What to do
Go through the material below and copy all lines with "North".

[Chart and figure data]
:::::
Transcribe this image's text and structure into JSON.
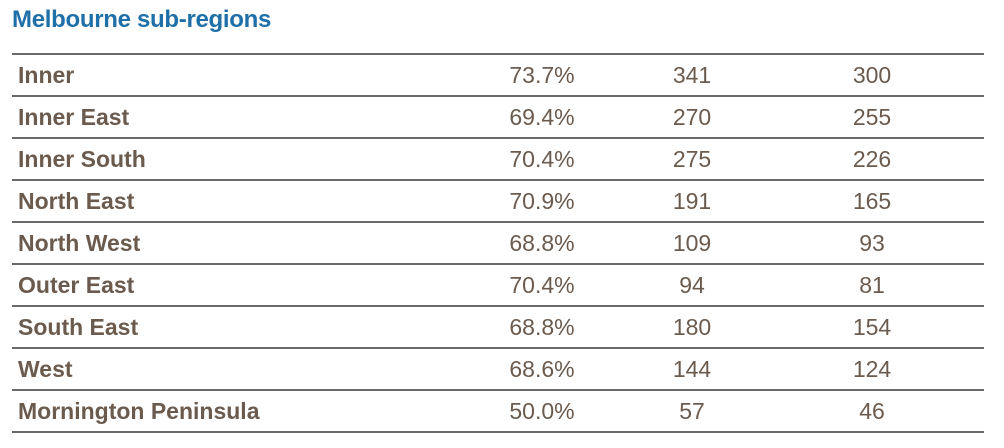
{
  "title": "Melbourne sub-regions",
  "rows": [
    {
      "region": "Inner",
      "pct": "73.7%",
      "v1": "341",
      "v2": "300"
    },
    {
      "region": "Inner East",
      "pct": "69.4%",
      "v1": "270",
      "v2": "255"
    },
    {
      "region": "Inner South",
      "pct": "70.4%",
      "v1": "275",
      "v2": "226"
    },
    {
      "region": "North East",
      "pct": "70.9%",
      "v1": "191",
      "v2": "165"
    },
    {
      "region": "North West",
      "pct": "68.8%",
      "v1": "109",
      "v2": "93"
    },
    {
      "region": "Outer East",
      "pct": "70.4%",
      "v1": "94",
      "v2": "81"
    },
    {
      "region": "South East",
      "pct": "68.8%",
      "v1": "180",
      "v2": "154"
    },
    {
      "region": "West",
      "pct": "68.6%",
      "v1": "144",
      "v2": "124"
    },
    {
      "region": "Mornington Peninsula",
      "pct": "50.0%",
      "v1": "57",
      "v2": "46"
    }
  ]
}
:::::
Final result
      "region": "North East",
      "region": "North West",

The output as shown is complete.